== Provided records ==

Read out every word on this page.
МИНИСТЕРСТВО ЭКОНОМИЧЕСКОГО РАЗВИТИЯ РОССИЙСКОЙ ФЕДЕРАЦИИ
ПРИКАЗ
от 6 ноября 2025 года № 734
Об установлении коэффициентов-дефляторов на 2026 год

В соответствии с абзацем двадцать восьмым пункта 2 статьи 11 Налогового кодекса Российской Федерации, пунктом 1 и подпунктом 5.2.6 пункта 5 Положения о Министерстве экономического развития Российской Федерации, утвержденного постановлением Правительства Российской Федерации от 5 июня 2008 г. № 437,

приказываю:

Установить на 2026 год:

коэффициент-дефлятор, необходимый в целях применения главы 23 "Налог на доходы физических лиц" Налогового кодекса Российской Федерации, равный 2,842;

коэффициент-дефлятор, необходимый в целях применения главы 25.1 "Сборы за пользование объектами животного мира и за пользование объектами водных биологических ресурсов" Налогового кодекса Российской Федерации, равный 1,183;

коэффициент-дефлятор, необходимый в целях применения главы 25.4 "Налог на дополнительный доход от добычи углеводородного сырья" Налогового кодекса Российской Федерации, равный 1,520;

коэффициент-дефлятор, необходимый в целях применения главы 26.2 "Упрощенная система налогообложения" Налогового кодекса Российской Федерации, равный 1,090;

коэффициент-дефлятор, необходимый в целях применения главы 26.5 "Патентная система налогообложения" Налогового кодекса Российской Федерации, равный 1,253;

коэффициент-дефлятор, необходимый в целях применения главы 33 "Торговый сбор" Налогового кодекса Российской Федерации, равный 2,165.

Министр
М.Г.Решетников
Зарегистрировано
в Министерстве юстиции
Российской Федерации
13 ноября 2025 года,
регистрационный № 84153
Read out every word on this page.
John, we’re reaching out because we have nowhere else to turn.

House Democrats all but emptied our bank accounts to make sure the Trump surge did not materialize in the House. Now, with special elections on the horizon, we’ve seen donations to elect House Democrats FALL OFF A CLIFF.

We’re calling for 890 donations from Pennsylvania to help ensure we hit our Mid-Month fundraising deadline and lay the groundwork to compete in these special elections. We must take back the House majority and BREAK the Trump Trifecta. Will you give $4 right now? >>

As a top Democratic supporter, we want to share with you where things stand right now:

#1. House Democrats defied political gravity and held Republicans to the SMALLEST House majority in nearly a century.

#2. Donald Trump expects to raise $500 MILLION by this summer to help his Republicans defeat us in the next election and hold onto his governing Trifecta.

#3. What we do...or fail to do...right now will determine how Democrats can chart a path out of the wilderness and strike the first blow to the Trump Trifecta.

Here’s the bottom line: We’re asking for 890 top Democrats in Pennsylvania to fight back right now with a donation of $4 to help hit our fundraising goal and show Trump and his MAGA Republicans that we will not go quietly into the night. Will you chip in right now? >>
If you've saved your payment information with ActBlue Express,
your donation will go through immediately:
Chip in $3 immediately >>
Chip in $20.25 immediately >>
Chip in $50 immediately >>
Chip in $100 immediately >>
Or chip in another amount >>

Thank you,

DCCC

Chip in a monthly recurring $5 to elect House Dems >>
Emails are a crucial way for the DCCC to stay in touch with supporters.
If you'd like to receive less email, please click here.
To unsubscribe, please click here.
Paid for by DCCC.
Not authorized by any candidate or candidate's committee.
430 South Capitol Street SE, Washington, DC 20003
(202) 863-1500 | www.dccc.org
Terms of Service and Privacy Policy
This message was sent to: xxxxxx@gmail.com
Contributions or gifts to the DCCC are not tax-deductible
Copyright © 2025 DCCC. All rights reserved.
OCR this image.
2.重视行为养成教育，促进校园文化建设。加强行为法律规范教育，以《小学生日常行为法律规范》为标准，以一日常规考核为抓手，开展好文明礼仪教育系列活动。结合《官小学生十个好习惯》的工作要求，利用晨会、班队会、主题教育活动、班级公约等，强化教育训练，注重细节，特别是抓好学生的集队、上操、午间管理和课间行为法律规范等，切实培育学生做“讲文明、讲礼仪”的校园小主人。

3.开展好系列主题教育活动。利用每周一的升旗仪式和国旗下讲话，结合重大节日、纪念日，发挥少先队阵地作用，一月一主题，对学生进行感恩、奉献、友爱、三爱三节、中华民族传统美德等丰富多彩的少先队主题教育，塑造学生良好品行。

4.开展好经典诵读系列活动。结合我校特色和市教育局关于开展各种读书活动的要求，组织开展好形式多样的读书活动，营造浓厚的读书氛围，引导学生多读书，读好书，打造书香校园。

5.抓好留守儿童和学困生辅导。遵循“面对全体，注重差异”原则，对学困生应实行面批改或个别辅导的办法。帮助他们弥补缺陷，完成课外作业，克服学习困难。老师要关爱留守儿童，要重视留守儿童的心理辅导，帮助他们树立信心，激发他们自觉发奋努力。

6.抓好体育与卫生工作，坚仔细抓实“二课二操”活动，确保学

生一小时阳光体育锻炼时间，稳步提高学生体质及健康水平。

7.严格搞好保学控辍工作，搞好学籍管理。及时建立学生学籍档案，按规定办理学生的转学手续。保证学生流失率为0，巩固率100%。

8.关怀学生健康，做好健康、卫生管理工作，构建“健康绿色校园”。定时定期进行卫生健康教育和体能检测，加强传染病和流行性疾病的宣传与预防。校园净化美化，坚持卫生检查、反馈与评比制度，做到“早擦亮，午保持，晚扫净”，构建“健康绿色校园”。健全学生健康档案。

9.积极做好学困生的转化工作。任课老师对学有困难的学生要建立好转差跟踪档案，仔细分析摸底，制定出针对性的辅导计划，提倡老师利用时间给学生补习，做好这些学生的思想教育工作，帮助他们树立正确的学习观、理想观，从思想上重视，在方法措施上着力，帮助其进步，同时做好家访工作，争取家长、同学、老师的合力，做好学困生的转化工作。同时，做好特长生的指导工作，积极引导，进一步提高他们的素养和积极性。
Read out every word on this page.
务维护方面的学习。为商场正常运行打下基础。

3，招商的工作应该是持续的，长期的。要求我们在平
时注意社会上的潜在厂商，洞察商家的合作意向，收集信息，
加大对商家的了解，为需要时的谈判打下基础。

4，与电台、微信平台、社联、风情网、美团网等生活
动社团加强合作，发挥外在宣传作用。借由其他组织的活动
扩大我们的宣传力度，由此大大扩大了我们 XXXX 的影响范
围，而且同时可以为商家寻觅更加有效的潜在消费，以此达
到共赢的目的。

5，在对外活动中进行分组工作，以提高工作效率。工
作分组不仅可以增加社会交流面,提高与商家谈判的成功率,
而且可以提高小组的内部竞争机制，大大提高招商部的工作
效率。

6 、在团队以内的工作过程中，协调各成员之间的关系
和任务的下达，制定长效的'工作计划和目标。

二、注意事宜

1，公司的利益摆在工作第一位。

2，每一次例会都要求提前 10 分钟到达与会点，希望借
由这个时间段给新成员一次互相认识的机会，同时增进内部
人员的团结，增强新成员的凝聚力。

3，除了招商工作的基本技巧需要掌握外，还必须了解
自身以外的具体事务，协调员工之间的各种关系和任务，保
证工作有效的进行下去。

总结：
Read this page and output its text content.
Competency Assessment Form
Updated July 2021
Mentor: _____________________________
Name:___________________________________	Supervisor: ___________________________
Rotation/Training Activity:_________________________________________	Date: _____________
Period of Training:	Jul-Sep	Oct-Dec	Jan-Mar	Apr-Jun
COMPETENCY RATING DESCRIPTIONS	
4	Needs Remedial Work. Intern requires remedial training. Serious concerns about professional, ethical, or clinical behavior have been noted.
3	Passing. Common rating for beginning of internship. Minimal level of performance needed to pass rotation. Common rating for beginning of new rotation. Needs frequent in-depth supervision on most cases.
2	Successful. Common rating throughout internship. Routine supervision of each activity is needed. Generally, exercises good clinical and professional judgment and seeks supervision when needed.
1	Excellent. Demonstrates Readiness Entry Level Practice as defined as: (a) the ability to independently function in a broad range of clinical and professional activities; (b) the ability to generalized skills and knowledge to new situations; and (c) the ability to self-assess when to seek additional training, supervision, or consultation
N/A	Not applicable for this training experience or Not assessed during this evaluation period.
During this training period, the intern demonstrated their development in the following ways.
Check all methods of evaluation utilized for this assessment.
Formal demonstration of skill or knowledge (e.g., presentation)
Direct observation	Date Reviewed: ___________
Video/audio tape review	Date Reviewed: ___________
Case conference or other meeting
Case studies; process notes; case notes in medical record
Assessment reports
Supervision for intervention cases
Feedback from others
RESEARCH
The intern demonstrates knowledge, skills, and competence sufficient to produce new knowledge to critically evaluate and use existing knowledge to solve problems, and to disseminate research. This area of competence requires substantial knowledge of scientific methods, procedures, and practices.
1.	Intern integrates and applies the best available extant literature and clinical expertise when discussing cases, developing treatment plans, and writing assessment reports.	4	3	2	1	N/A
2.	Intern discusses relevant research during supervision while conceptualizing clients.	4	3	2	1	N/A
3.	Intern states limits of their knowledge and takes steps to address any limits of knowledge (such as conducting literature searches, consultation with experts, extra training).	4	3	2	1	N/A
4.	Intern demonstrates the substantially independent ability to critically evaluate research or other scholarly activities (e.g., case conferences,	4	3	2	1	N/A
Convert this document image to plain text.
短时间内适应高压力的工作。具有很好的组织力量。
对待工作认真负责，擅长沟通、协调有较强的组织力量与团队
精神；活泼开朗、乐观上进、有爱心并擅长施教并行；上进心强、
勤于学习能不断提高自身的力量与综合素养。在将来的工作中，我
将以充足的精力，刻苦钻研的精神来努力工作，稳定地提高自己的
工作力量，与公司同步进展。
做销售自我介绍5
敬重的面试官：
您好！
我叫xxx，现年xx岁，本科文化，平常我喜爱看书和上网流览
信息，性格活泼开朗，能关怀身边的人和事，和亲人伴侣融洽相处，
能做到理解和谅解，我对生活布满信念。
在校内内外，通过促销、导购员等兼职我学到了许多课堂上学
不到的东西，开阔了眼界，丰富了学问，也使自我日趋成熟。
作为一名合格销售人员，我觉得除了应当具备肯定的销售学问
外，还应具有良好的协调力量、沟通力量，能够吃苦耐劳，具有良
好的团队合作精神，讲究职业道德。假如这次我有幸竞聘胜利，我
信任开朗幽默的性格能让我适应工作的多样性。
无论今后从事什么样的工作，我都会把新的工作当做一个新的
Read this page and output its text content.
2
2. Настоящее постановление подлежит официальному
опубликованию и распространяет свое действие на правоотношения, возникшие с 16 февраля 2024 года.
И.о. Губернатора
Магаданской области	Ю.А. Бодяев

===

- _The exercise_
Pick each line holding the word "image" out of the listing.

- _Completed task_
OCR this image.
Convert this document image to plain text.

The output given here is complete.